§ Problem description
Pull out every line from the listing that has the word "าวเศรษฐก".

--- START OF Available records ---

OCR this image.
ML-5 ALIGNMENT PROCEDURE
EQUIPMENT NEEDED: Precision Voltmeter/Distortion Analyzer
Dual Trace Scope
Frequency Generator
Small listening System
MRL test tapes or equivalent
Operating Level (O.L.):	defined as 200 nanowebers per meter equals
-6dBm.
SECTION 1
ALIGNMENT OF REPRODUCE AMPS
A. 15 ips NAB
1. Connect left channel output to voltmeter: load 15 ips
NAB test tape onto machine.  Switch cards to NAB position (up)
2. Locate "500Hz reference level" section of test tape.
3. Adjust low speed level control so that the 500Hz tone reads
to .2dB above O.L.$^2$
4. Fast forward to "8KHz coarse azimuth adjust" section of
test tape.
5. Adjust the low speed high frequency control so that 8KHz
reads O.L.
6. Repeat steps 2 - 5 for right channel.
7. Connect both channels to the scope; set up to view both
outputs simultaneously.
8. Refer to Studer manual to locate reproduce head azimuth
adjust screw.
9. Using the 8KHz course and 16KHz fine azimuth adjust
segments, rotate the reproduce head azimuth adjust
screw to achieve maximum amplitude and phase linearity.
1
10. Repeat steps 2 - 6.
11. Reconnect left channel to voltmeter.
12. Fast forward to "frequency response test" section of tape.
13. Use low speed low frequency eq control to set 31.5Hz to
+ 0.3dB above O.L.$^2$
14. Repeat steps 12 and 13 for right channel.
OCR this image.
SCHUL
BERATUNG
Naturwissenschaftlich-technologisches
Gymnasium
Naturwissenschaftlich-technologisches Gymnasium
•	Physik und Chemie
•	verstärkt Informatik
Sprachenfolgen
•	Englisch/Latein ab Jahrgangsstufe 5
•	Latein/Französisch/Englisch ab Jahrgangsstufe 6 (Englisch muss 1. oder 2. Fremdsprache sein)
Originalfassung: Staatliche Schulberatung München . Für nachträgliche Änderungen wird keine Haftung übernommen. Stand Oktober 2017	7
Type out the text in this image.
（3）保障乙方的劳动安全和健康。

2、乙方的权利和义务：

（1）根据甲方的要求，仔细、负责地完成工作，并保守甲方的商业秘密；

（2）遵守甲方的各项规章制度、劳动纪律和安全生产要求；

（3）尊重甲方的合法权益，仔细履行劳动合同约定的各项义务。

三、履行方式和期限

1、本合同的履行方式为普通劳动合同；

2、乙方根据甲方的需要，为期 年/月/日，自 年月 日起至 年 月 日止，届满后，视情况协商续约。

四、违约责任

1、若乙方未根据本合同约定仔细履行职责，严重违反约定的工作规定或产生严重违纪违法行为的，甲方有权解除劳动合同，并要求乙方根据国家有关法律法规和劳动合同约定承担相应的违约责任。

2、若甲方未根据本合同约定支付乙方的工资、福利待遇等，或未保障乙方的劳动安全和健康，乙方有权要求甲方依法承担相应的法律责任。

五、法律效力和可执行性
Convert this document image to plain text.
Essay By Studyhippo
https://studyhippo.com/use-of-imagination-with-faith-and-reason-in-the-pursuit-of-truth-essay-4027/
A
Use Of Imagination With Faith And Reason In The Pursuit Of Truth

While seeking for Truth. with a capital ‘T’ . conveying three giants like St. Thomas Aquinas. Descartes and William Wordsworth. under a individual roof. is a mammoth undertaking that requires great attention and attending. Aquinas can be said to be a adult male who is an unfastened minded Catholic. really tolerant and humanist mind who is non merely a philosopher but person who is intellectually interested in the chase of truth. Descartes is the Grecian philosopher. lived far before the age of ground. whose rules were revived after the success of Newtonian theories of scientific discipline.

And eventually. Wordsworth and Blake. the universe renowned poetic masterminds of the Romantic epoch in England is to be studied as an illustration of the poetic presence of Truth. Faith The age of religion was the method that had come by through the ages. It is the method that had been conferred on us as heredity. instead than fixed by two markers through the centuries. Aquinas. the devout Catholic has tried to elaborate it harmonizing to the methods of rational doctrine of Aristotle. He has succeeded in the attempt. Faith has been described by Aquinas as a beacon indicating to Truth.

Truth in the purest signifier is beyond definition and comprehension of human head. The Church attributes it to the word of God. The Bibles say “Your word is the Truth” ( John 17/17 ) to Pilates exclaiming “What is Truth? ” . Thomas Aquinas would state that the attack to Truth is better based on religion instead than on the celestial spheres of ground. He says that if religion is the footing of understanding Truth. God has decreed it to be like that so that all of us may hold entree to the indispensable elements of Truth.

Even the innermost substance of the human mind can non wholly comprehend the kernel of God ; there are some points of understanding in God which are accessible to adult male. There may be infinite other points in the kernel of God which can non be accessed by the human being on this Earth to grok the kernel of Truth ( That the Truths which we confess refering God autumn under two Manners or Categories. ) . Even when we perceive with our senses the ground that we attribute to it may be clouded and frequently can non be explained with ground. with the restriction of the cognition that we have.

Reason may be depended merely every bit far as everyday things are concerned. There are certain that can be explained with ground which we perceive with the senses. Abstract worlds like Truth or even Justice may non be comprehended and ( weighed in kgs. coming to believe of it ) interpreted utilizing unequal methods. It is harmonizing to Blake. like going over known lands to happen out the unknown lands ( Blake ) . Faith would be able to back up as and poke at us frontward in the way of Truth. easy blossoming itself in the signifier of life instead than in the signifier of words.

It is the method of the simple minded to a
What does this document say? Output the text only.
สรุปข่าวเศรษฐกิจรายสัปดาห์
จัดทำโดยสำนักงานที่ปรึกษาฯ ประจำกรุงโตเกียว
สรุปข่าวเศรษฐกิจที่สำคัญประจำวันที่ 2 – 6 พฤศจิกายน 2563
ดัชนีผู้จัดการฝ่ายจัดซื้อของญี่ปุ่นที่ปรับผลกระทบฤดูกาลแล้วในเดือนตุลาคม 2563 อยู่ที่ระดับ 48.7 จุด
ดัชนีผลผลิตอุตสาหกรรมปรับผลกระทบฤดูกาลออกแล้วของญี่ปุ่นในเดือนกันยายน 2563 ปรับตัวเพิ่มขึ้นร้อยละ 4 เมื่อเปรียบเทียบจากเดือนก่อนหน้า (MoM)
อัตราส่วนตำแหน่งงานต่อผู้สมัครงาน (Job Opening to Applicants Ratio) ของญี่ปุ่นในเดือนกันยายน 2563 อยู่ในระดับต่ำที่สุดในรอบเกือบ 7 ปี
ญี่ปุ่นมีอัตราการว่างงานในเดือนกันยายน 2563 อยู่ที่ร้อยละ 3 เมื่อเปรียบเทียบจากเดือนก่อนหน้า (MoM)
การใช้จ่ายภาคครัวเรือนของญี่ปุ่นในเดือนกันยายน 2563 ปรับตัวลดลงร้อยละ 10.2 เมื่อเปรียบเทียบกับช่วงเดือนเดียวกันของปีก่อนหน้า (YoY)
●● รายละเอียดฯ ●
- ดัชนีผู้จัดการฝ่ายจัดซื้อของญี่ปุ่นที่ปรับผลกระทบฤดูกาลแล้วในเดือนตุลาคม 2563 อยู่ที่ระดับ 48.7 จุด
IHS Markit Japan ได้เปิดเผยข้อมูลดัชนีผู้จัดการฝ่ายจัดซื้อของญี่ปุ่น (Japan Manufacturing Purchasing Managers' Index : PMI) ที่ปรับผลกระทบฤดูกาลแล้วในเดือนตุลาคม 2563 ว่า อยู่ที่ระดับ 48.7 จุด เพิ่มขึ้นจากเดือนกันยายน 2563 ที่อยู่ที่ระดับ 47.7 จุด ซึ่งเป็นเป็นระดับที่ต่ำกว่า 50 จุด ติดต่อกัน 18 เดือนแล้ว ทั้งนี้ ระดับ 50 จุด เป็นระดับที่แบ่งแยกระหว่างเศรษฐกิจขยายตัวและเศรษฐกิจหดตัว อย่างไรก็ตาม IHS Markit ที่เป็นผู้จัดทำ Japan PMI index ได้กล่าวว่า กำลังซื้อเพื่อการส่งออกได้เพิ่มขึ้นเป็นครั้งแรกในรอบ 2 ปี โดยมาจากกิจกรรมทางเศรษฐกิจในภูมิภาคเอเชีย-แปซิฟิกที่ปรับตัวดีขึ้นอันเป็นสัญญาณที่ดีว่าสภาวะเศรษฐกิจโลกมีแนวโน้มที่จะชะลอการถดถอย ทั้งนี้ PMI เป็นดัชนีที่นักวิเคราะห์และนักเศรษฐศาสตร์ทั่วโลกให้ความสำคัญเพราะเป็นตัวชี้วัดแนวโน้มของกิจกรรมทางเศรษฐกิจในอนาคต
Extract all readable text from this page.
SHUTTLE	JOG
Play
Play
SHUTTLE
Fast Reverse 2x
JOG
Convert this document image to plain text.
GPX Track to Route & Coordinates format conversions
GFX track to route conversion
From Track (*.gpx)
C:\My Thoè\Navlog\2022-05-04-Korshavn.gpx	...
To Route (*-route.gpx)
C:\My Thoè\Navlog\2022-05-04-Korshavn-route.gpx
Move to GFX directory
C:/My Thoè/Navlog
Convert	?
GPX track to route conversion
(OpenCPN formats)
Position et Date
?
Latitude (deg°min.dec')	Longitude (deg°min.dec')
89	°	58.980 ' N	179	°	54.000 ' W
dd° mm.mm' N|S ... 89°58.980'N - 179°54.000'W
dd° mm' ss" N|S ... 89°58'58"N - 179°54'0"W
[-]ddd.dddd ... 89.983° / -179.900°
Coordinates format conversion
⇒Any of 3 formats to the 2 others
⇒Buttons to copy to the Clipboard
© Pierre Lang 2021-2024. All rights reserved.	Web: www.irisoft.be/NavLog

--- END OF Available records ---

§ Completed task
สรุปข่าวเศรษฐกิจรายสัปดาห์
สรุปข่าวเศรษฐกิจที่สำคัญประจำวันที่ 2 – 6 พฤศจิกายน 2563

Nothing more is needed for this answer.